Return the full material exactly.

◆ EXERCISE INPUTS:

◇ ◇ ◇ ◇

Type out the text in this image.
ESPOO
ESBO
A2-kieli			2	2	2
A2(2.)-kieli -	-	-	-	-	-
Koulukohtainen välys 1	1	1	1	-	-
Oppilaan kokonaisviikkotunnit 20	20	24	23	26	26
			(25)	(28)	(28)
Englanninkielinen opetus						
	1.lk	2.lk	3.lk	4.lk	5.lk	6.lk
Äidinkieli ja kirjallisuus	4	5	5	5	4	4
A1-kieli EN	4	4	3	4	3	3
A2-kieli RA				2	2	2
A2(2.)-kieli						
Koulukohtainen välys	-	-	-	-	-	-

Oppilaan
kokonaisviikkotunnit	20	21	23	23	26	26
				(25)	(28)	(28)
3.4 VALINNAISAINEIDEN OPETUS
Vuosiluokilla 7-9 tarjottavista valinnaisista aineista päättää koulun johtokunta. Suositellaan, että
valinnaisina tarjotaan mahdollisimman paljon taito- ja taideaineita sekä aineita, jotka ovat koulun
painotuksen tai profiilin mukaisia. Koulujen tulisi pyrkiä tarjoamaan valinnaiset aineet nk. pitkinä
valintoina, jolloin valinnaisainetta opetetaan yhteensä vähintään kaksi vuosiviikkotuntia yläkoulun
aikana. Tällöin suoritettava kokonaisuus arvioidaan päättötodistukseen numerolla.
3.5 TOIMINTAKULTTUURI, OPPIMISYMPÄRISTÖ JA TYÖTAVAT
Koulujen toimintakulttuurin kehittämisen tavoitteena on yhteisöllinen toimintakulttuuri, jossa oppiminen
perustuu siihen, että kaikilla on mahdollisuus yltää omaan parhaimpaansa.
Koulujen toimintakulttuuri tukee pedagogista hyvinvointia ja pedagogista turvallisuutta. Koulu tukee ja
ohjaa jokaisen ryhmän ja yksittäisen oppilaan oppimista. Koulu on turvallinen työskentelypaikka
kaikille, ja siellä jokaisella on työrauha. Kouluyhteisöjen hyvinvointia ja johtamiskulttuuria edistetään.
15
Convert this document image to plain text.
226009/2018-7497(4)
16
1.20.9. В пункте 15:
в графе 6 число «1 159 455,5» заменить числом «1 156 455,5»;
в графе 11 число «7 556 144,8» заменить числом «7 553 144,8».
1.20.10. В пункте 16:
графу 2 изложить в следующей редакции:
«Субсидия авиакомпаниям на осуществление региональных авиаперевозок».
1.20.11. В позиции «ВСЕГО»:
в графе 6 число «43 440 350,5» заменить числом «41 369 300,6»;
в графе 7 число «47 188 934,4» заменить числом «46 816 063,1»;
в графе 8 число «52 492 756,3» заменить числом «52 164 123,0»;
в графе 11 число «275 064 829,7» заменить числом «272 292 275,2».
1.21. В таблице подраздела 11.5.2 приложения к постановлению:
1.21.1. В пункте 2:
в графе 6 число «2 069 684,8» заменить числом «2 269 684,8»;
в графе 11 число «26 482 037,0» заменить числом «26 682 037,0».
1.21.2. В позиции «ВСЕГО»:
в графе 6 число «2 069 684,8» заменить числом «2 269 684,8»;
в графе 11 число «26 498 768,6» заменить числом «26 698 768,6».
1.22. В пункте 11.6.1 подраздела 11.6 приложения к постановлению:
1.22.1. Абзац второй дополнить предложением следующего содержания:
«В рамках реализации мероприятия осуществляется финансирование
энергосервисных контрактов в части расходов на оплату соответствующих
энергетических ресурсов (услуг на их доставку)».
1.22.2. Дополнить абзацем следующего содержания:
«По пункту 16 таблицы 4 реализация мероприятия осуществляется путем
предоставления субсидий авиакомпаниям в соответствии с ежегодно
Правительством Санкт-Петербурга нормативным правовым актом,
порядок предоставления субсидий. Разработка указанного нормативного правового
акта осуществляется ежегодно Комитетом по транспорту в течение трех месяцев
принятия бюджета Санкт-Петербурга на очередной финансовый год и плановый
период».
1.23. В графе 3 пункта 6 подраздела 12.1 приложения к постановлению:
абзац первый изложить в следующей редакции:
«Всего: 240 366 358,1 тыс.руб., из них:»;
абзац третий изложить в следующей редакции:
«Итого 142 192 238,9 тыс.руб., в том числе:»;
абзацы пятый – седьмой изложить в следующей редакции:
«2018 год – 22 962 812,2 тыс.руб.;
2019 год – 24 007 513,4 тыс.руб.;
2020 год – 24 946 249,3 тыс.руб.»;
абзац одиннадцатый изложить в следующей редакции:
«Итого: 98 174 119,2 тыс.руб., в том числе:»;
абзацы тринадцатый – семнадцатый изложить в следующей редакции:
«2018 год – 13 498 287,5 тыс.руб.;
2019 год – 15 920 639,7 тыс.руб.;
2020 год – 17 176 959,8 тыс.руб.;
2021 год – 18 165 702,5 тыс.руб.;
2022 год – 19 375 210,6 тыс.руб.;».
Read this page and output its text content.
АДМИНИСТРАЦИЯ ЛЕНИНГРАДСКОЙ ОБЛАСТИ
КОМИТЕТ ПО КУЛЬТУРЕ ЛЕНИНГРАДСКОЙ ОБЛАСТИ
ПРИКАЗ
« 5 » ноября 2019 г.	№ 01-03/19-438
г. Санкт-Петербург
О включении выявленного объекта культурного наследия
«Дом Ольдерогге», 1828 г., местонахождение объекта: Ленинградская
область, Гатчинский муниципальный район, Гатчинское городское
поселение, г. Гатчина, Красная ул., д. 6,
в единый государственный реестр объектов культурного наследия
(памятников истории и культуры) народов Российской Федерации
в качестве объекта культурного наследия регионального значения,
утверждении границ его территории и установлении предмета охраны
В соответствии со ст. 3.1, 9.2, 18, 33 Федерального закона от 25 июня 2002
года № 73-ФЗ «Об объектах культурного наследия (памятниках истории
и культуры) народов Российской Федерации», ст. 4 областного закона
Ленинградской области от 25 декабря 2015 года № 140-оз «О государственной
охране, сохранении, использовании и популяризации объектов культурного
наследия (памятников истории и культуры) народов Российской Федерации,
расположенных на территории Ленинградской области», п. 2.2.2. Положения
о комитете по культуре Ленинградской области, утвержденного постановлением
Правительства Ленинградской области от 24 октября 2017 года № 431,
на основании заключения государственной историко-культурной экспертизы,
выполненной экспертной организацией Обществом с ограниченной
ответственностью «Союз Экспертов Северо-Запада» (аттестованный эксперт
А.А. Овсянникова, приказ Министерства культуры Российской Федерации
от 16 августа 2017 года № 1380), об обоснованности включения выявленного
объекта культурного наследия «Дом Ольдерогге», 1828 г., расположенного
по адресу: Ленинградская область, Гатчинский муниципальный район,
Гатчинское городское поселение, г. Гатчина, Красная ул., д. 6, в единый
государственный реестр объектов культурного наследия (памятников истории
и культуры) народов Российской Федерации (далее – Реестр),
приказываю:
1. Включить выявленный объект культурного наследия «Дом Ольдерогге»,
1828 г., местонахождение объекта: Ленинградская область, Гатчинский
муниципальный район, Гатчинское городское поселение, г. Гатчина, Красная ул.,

◇ ◇ ◇ ◇

◆ SOLUTION TO THE PROBLEM:
Type out the text in this image.
ESPOO
ESBO
A2-kieli			2	2	2
A2(2.)-kieli -	-	-	-	-	-
Koulukohtainen välys 1	1	1	1	-	-
Oppilaan kokonaisviikkotunnit 20	20	24	23	26	26
			(25)	(28)	(28)
Englanninkielinen opetus						
	1.lk	2.lk	3.lk	4.lk	5.lk	6.lk
Äidinkieli ja kirjallisuus	4	5	5	5	4	4
A1-kieli EN	4	4	3	4	3	3
A2-kieli RA				2	2	2
A2(2.)-kieli						
Koulukohtainen välys	-	-	-	-	-	-

Oppilaan
kokonaisviikkotunnit	20	21	23	23	26	26
				(25)	(28)	(28)
3.4 VALINNAISAINEIDEN OPETUS
Vuosiluokilla 7-9 tarjottavista valinnaisista aineista päättää koulun johtokunta. Suositellaan, että
valinnaisina tarjotaan mahdollisimman paljon taito- ja taideaineita sekä aineita, jotka ovat koulun
painotuksen tai profiilin mukaisia. Koulujen tulisi pyrkiä tarjoamaan valinnaiset aineet nk. pitkinä
valintoina, jolloin valinnaisainetta opetetaan yhteensä vähintään kaksi vuosiviikkotuntia yläkoulun
aikana. Tällöin suoritettava kokonaisuus arvioidaan päättötodistukseen numerolla.
3.5 TOIMINTAKULTTUURI, OPPIMISYMPÄRISTÖ JA TYÖTAVAT
Koulujen toimintakulttuurin kehittämisen tavoitteena on yhteisöllinen toimintakulttuuri, jossa oppiminen
perustuu siihen, että kaikilla on mahdollisuus yltää omaan parhaimpaansa.
Koulujen toimintakulttuuri tukee pedagogista hyvinvointia ja pedagogista turvallisuutta. Koulu tukee ja
ohjaa jokaisen ryhmän ja yksittäisen oppilaan oppimista. Koulu on turvallinen työskentelypaikka
kaikille, ja siellä jokaisella on työrauha. Kouluyhteisöjen hyvinvointia ja johtamiskulttuuria edistetään.
15
Convert this document image to plain text.
226009/2018-7497(4)
16
1.20.9. В пункте 15:
в графе 6 число «1 159 455,5» заменить числом «1 156 455,5»;
в графе 11 число «7 556 144,8» заменить числом «7 553 144,8».
1.20.10. В пункте 16:
графу 2 изложить в следующей редакции:
«Субсидия авиакомпаниям на осуществление региональных авиаперевозок».
1.20.11. В позиции «ВСЕГО»:
в графе 6 число «43 440 350,5» заменить числом «41 369 300,6»;
в графе 7 число «47 188 934,4» заменить числом «46 816 063,1»;
в графе 8 число «52 492 756,3» заменить числом «52 164 123,0»;
в графе 11 число «275 064 829,7» заменить числом «272 292 275,2».
1.21. В таблице подраздела 11.5.2 приложения к постановлению:
1.21.1. В пункте 2:
в графе 6 число «2 069 684,8» заменить числом «2 269 684,8»;
в графе 11 число «26 482 037,0» заменить числом «26 682 037,0».
1.21.2. В позиции «ВСЕГО»:
в графе 6 число «2 069 684,8» заменить числом «2 269 684,8»;
в графе 11 число «26 498 768,6» заменить числом «26 698 768,6».
1.22. В пункте 11.6.1 подраздела 11.6 приложения к постановлению:
1.22.1. Абзац второй дополнить предложением следующего содержания:
«В рамках реализации мероприятия осуществляется финансирование
энергосервисных контрактов в части расходов на оплату соответствующих
энергетических ресурсов (услуг на их доставку)».
1.22.2. Дополнить абзацем следующего содержания:
«По пункту 16 таблицы 4 реализация мероприятия осуществляется путем
предоставления субсидий авиакомпаниям в соответствии с ежегодно
Правительством Санкт-Петербурга нормативным правовым актом,
порядок предоставления субсидий. Разработка указанного нормативного правового
акта осуществляется ежегодно Комитетом по транспорту в течение трех месяцев
принятия бюджета Санкт-Петербурга на очередной финансовый год и плановый
период».
1.23. В графе 3 пункта 6 подраздела 12.1 приложения к постановлению:
абзац первый изложить в следующей редакции:
«Всего: 240 366 358,1 тыс.руб., из них:»;
абзац третий изложить в следующей редакции:
«Итого 142 192 238,9 тыс.руб., в том числе:»;
абзацы пятый – седьмой изложить в следующей редакции:
«2018 год – 22 962 812,2 тыс.руб.;
2019 год – 24 007 513,4 тыс.руб.;
2020 год – 24 946 249,3 тыс.руб.»;
абзац одиннадцатый изложить в следующей редакции:
«Итого: 98 174 119,2 тыс.руб., в том числе:»;
абзацы тринадцатый – семнадцатый изложить в следующей редакции:
«2018 год – 13 498 287,5 тыс.руб.;
2019 год – 15 920 639,7 тыс.руб.;
2020 год – 17 176 959,8 тыс.руб.;
2021 год – 18 165 702,5 тыс.руб.;
2022 год – 19 375 210,6 тыс.руб.;».
Read this page and output its text content.
АДМИНИСТРАЦИЯ ЛЕНИНГРАДСКОЙ ОБЛАСТИ
КОМИТЕТ ПО КУЛЬТУРЕ ЛЕНИНГРАДСКОЙ ОБЛАСТИ
ПРИКАЗ
« 5 » ноября 2019 г.	№ 01-03/19-438
г. Санкт-Петербург
О включении выявленного объекта культурного наследия
«Дом Ольдерогге», 1828 г., местонахождение объекта: Ленинградская
область, Гатчинский муниципальный район, Гатчинское городское
поселение, г. Гатчина, Красная ул., д. 6,
в единый государственный реестр объектов культурного наследия
(памятников истории и культуры) народов Российской Федерации
в качестве объекта культурного наследия регионального значения,
утверждении границ его территории и установлении предмета охраны
В соответствии со ст. 3.1, 9.2, 18, 33 Федерального закона от 25 июня 2002
года № 73-ФЗ «Об объектах культурного наследия (памятниках истории
и культуры) народов Российской Федерации», ст. 4 областного закона
Ленинградской области от 25 декабря 2015 года № 140-оз «О государственной
охране, сохранении, использовании и популяризации объектов культурного
наследия (памятников истории и культуры) народов Российской Федерации,
расположенных на территории Ленинградской области», п. 2.2.2. Положения
о комитете по культуре Ленинградской области, утвержденного постановлением
Правительства Ленинградской области от 24 октября 2017 года № 431,
на основании заключения государственной историко-культурной экспертизы,
выполненной экспертной организацией Обществом с ограниченной
ответственностью «Союз Экспертов Северо-Запада» (аттестованный эксперт
А.А. Овсянникова, приказ Министерства культуры Российской Федерации
от 16 августа 2017 года № 1380), об обоснованности включения выявленного
объекта культурного наследия «Дом Ольдерогге», 1828 г., расположенного
по адресу: Ленинградская область, Гатчинский муниципальный район,
Гатчинское городское поселение, г. Гатчина, Красная ул., д. 6, в единый
государственный реестр объектов культурного наследия (памятников истории
и культуры) народов Российской Федерации (далее – Реестр),
приказываю:
1. Включить выявленный объект культурного наследия «Дом Ольдерогге»,
1828 г., местонахождение объекта: Ленинградская область, Гатчинский
муниципальный район, Гатчинское городское поселение, г. Гатчина, Красная ул.,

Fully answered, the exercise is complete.